> EXERCISE GOAL
Read the material below and tally how many lines hold the word "inscriptions", giving the number and nothing else.

> SUPPLIED MATERIAL
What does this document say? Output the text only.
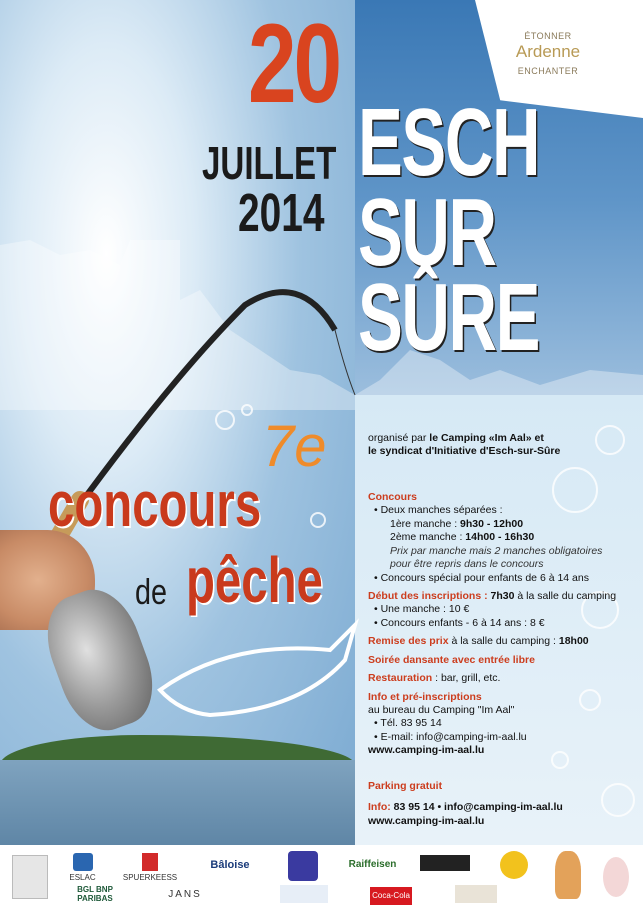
ÉTONNER
Ardenne
ENCHANTER
20
JUILLET
2014
ESCH
SUR
SÛRE
7e
concours
de pêche
organisé par le Camping «Im Aal» et
le syndicat d'Initiative d'Esch-sur-Sûre
Concours
• Deux manches séparées :
1ère manche : 9h30 - 12h00
2ème manche : 14h00 - 16h30
Prix par manche mais 2 manches obligatoires
pour être repris dans le concours
• Concours spécial pour enfants de 6 à 14 ans
Début des inscriptions : 7h30 à la salle du camping
• Une manche : 10 €
• Concours enfants - 6 à 14 ans : 8 €
Remise des prix à la salle du camping : 18h00
Soirée dansante avec entrée libre
Restauration : bar, grill, etc.
Info et pré-inscriptions
au bureau du Camping "Im Aal"
• Tél. 83 95 14
• E-mail: info@camping-im-aal.lu
www.camping-im-aal.lu
Parking gratuit
Info: 83 95 14 • info@camping-im-aal.lu
www.camping-im-aal.lu
ESLAC	SPUERKEESS
Bâloise	Raiffeisen
BGL BNP PARIBAS	JANS	Coca-Cola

> EXERCISE RESULT
2